(A run of records)
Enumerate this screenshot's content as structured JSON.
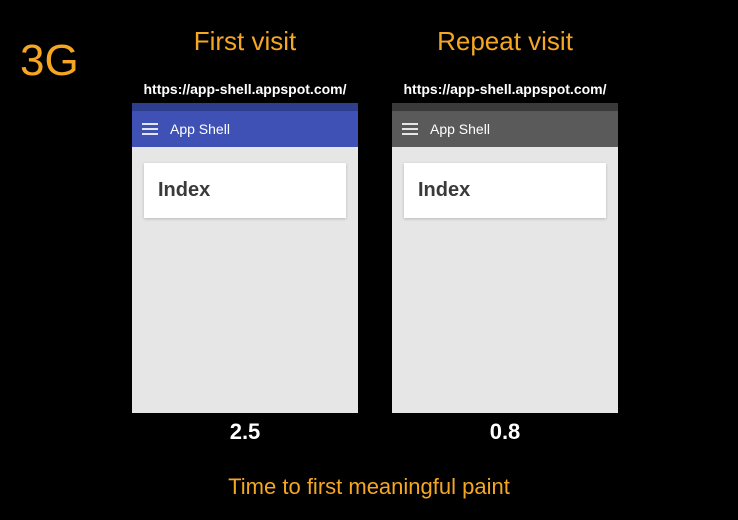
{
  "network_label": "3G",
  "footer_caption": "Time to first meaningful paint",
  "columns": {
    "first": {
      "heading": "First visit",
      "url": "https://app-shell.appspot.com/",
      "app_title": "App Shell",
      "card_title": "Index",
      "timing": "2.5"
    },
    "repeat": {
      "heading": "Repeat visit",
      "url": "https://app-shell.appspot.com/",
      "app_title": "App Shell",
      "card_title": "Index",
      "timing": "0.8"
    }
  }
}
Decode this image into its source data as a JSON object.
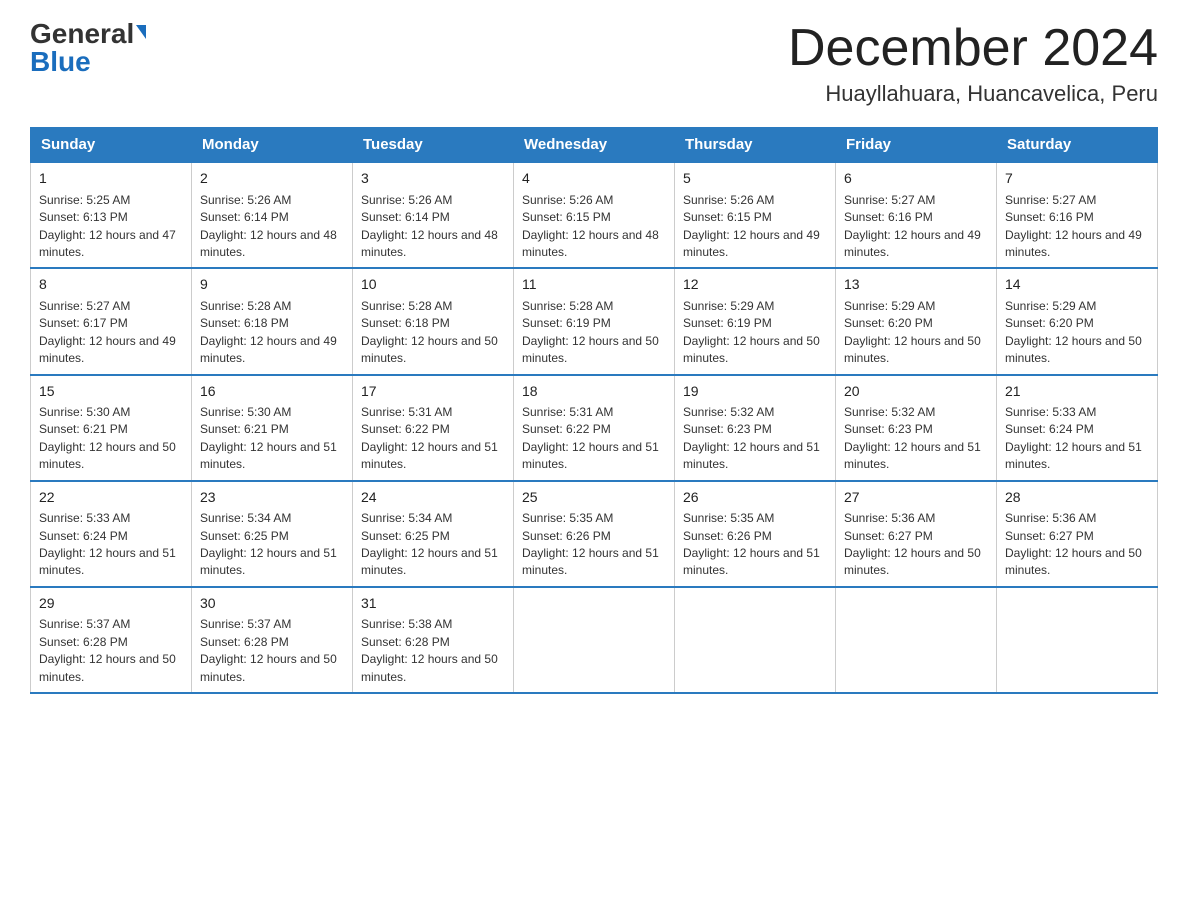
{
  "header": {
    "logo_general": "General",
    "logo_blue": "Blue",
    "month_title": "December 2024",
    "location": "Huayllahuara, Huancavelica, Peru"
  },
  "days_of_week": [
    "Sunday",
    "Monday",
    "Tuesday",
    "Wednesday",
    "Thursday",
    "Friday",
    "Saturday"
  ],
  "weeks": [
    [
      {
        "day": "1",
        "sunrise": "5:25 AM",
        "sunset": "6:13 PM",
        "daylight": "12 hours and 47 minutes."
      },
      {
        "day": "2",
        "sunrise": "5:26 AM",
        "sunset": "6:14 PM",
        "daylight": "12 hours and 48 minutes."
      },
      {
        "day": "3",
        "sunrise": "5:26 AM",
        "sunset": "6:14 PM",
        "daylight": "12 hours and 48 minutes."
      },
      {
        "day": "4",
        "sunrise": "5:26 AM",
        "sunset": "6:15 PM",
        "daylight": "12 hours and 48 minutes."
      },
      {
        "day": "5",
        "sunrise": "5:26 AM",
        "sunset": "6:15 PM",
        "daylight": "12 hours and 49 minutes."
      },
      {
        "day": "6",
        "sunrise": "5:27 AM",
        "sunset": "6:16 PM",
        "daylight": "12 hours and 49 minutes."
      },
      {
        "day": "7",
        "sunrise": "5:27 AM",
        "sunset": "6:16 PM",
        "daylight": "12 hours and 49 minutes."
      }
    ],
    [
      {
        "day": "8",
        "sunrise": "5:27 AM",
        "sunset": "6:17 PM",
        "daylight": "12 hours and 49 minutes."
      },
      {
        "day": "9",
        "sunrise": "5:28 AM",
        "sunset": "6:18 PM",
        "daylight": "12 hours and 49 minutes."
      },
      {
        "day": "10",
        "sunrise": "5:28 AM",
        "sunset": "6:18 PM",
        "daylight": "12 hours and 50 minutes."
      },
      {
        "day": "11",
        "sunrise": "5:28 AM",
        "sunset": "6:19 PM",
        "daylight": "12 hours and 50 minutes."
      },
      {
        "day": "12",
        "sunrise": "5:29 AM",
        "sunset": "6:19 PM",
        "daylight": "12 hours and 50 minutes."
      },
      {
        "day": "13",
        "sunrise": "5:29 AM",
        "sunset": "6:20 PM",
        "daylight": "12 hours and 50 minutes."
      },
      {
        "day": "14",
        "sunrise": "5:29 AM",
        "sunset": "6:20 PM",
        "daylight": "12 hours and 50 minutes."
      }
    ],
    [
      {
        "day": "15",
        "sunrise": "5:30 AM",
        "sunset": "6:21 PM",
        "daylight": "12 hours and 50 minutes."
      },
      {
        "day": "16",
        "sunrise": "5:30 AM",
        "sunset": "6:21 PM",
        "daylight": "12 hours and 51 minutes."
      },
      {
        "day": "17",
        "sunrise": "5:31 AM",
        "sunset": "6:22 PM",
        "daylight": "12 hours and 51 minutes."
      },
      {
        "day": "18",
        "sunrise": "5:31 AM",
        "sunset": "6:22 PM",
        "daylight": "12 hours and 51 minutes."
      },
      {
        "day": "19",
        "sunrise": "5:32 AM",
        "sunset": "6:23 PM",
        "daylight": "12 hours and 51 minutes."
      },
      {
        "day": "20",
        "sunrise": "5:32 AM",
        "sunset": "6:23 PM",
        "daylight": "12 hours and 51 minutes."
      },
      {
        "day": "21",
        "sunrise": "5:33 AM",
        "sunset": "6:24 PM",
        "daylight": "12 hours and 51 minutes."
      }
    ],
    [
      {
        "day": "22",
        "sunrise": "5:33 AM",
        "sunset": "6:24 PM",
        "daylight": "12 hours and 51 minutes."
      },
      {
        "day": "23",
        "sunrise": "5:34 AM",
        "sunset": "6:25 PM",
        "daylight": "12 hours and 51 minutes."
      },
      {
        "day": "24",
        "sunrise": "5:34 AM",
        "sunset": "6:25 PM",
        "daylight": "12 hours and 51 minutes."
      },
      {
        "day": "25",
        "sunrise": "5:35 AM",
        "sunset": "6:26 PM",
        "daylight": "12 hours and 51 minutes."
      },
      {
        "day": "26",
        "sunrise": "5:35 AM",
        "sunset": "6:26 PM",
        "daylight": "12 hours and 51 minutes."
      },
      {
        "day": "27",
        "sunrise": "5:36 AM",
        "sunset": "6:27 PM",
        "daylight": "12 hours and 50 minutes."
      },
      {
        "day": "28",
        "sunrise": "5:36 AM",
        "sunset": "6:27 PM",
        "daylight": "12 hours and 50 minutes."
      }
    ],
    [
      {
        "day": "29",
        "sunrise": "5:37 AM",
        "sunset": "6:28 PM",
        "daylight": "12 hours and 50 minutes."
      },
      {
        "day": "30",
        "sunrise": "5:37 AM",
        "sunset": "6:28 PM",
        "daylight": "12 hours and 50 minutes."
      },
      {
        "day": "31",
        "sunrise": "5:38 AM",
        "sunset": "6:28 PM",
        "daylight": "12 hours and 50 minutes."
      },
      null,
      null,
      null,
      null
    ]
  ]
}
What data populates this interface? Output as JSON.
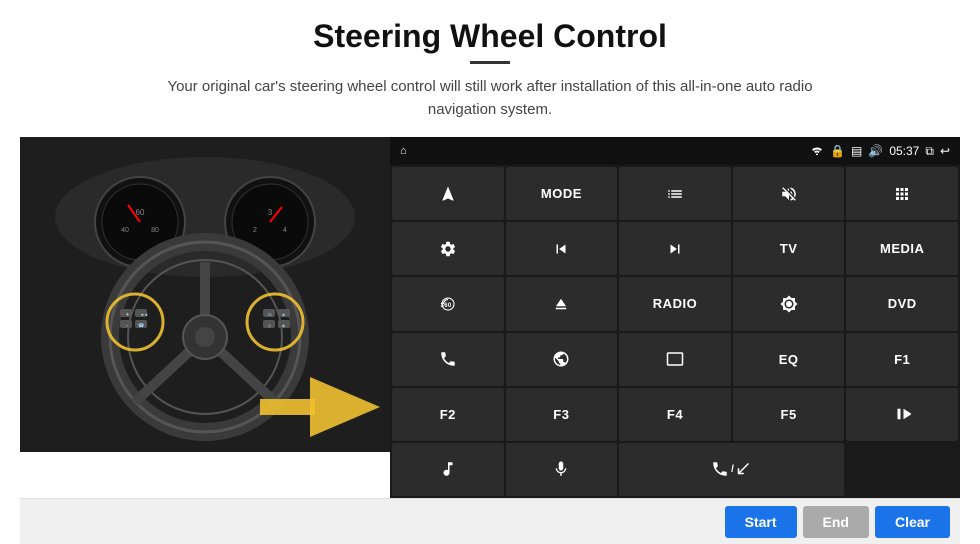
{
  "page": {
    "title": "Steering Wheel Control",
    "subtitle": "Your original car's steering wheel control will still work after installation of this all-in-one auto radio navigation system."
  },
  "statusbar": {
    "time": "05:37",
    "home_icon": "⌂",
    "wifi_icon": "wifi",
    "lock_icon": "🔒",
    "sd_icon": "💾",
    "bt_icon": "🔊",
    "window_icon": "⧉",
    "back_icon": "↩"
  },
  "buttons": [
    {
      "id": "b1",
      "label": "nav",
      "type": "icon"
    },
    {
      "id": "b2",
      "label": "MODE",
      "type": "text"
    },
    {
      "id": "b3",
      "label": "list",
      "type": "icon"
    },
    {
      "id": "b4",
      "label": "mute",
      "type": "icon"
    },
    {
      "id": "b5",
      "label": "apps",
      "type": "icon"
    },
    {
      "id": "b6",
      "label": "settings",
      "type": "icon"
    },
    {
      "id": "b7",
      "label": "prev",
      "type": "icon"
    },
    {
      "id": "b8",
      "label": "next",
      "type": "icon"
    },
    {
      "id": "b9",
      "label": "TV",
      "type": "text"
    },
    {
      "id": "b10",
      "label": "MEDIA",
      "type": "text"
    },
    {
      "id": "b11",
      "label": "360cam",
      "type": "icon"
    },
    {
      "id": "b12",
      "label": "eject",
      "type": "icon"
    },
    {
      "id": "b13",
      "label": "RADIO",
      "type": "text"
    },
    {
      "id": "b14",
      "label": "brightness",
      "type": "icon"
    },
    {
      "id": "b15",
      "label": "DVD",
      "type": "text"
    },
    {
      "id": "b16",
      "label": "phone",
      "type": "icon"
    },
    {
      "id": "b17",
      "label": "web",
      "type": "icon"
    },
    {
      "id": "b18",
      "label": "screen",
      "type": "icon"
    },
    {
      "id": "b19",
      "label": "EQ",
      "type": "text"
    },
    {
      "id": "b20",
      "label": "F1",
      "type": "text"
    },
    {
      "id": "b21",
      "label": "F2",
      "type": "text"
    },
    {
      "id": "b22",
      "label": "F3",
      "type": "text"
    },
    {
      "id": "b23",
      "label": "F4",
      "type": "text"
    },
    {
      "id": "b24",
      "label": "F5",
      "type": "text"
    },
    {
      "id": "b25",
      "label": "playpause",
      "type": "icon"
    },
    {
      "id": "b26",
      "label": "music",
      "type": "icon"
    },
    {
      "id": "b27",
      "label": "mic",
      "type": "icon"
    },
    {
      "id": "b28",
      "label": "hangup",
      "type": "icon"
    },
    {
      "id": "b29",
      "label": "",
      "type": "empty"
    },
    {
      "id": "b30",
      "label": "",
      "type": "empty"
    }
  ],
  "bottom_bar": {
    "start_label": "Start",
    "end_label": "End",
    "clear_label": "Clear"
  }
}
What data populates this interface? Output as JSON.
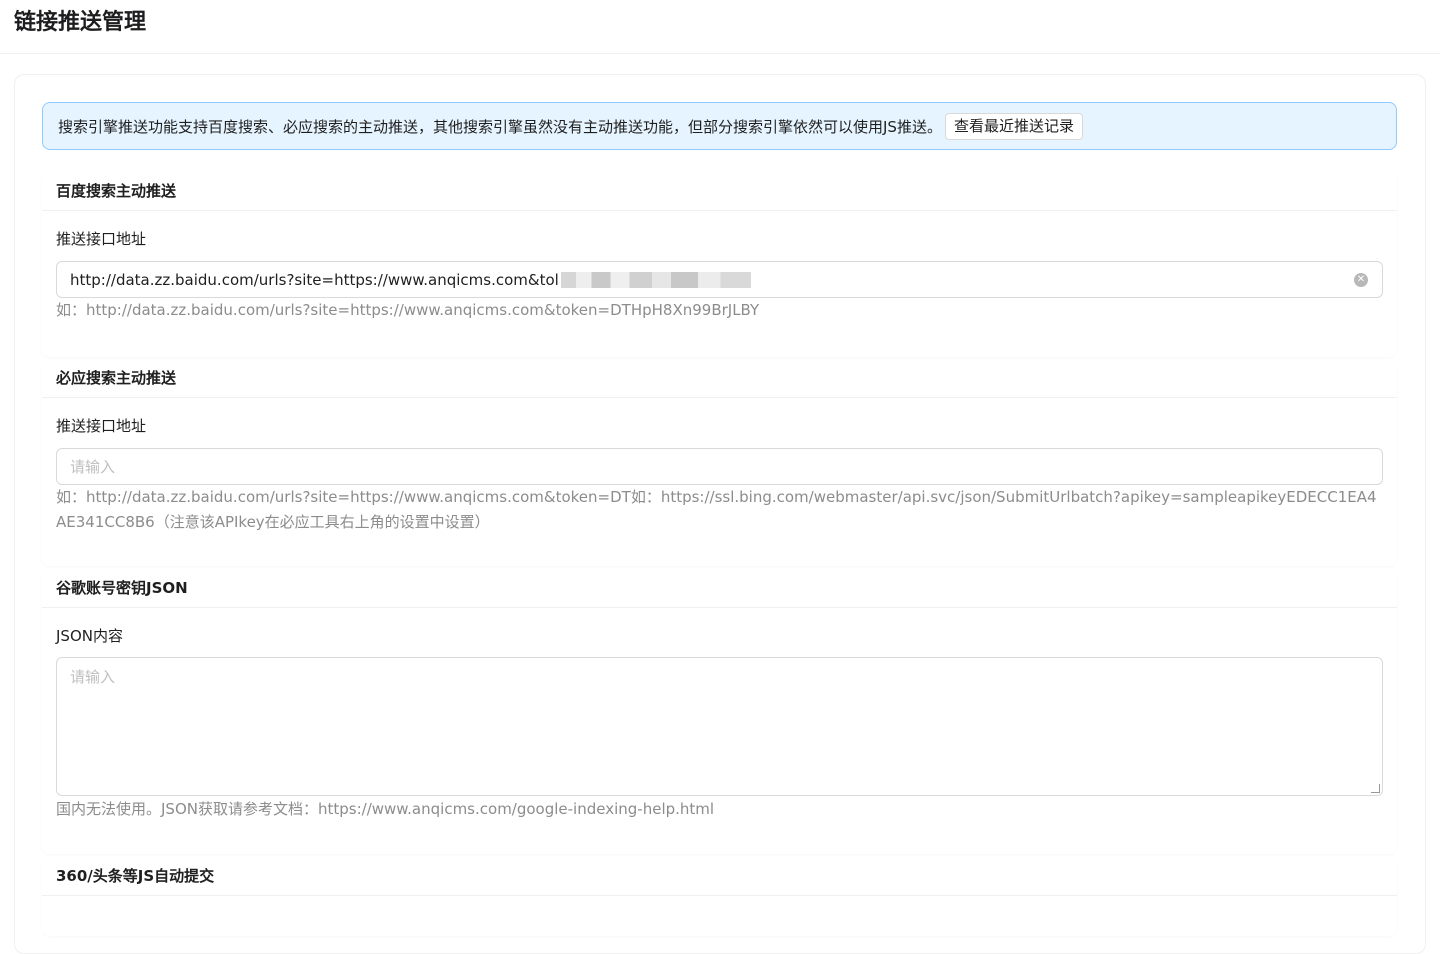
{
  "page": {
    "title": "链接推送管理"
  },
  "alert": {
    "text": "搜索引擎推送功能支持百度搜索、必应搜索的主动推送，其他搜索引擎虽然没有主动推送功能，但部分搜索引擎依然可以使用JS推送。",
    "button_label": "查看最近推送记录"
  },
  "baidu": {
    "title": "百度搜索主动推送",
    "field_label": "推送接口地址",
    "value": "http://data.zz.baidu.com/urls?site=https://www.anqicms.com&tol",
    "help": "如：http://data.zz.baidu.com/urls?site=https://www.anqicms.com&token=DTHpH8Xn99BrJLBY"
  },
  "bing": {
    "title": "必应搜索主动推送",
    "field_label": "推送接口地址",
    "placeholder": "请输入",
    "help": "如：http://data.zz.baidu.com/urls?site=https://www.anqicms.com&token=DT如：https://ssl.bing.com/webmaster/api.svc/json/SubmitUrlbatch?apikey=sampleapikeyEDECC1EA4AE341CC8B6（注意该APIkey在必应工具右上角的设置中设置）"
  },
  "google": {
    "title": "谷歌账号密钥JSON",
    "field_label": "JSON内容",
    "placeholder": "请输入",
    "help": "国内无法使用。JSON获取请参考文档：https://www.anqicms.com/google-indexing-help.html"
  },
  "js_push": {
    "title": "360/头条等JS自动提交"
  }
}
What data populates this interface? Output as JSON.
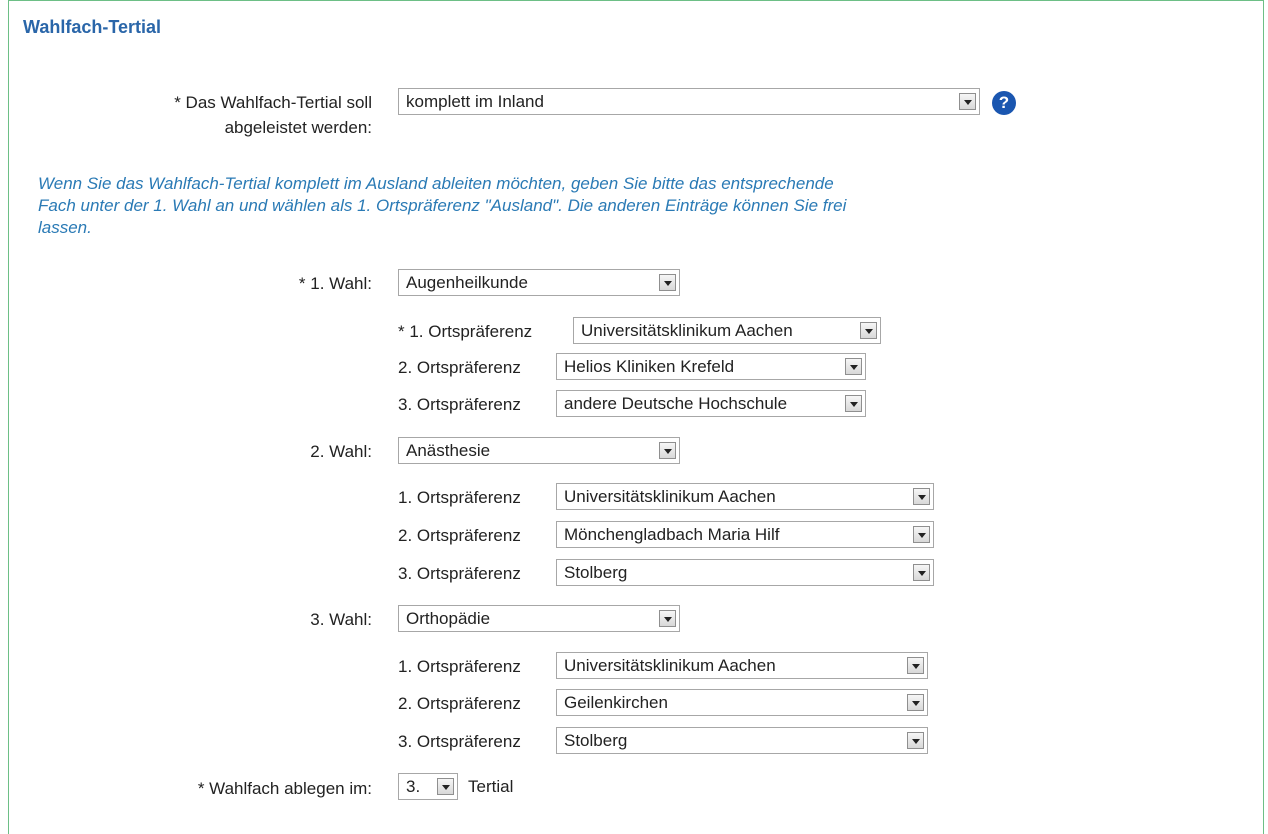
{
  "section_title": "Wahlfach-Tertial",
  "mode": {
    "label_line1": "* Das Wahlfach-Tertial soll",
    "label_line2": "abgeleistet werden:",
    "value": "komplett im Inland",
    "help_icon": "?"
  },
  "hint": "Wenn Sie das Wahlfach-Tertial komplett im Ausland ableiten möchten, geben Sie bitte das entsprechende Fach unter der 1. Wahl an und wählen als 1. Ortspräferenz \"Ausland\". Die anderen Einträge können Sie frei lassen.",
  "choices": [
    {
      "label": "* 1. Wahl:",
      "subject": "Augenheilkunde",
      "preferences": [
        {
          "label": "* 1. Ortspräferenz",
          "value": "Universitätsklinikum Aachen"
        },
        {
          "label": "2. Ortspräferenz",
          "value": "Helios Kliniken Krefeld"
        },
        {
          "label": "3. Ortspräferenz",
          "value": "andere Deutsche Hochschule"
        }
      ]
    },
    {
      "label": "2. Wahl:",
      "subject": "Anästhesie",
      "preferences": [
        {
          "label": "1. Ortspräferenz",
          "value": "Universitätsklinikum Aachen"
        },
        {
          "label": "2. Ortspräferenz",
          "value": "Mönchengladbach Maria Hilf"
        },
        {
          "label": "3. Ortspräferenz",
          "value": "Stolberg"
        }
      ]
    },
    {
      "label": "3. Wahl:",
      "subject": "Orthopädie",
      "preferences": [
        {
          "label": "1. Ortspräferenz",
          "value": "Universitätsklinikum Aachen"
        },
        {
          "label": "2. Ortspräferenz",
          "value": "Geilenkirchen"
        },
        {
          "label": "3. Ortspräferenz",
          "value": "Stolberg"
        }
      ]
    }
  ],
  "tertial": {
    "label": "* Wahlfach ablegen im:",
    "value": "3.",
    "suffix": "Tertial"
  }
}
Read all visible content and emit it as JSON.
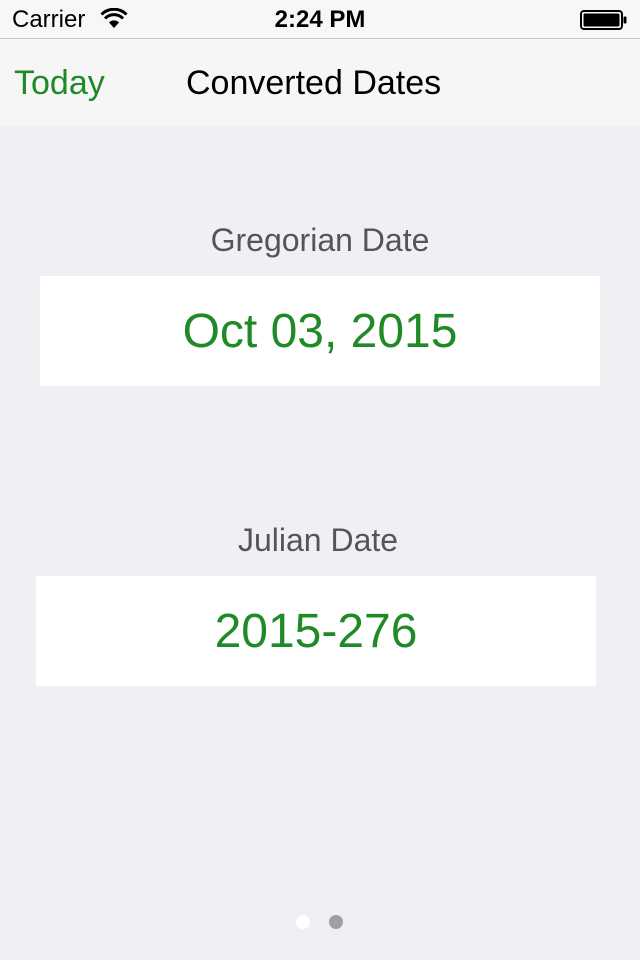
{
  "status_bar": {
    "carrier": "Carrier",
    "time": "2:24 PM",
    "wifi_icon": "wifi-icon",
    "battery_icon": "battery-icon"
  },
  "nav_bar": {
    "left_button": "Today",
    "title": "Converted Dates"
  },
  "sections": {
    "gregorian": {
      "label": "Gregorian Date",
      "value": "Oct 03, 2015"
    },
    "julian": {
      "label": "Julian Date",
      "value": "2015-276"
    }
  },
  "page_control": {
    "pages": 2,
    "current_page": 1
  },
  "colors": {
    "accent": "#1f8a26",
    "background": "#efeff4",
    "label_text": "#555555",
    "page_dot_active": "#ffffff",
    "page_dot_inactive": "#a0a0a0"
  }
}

[Directive]
Repeat exactly the lines from the one holding "Read all visible content and emit it as JSON." through the last line of the entries, both included; the pictures do not belong in the copy.

[Result for this task]
Read all visible content and emit it as JSON.
{
  "status_bar": {
    "carrier": "Carrier",
    "time": "2:24 PM",
    "wifi_icon": "wifi-icon",
    "battery_icon": "battery-icon"
  },
  "nav_bar": {
    "left_button": "Today",
    "title": "Converted Dates"
  },
  "sections": {
    "gregorian": {
      "label": "Gregorian Date",
      "value": "Oct 03, 2015"
    },
    "julian": {
      "label": "Julian Date",
      "value": "2015-276"
    }
  },
  "page_control": {
    "pages": 2,
    "current_page": 1
  },
  "colors": {
    "accent": "#1f8a26",
    "background": "#efeff4",
    "label_text": "#555555",
    "page_dot_active": "#ffffff",
    "page_dot_inactive": "#a0a0a0"
  }
}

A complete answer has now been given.